-- START OF Entries provided --
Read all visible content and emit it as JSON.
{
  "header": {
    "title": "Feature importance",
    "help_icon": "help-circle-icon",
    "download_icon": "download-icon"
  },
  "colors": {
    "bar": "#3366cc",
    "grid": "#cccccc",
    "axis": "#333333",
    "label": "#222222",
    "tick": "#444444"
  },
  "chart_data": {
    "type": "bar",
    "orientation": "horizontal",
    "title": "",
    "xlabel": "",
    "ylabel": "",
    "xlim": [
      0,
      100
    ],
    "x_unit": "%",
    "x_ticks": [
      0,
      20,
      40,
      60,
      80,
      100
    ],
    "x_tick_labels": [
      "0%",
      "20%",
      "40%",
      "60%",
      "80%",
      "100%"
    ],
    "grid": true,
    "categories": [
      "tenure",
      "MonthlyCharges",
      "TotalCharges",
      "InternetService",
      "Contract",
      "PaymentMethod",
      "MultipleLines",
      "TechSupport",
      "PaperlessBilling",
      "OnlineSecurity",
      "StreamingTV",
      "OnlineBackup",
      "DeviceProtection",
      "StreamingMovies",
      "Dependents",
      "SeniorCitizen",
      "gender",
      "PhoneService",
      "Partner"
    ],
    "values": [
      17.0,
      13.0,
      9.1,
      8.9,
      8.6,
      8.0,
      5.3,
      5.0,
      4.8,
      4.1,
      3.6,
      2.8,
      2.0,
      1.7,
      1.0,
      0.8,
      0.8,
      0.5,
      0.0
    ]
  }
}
-- END OF Entries provided --
▶ Task statement: Repeat the records above exactly, leaving none out.

▶ Answer to the task:
Read all visible content and emit it as JSON.
{
  "header": {
    "title": "Feature importance",
    "help_icon": "help-circle-icon",
    "download_icon": "download-icon"
  },
  "colors": {
    "bar": "#3366cc",
    "grid": "#cccccc",
    "axis": "#333333",
    "label": "#222222",
    "tick": "#444444"
  },
  "chart_data": {
    "type": "bar",
    "orientation": "horizontal",
    "title": "",
    "xlabel": "",
    "ylabel": "",
    "xlim": [
      0,
      100
    ],
    "x_unit": "%",
    "x_ticks": [
      0,
      20,
      40,
      60,
      80,
      100
    ],
    "x_tick_labels": [
      "0%",
      "20%",
      "40%",
      "60%",
      "80%",
      "100%"
    ],
    "grid": true,
    "categories": [
      "tenure",
      "MonthlyCharges",
      "TotalCharges",
      "InternetService",
      "Contract",
      "PaymentMethod",
      "MultipleLines",
      "TechSupport",
      "PaperlessBilling",
      "OnlineSecurity",
      "StreamingTV",
      "OnlineBackup",
      "DeviceProtection",
      "StreamingMovies",
      "Dependents",
      "SeniorCitizen",
      "gender",
      "PhoneService",
      "Partner"
    ],
    "values": [
      17.0,
      13.0,
      9.1,
      8.9,
      8.6,
      8.0,
      5.3,
      5.0,
      4.8,
      4.1,
      3.6,
      2.8,
      2.0,
      1.7,
      1.0,
      0.8,
      0.8,
      0.5,
      0.0
    ]
  }
}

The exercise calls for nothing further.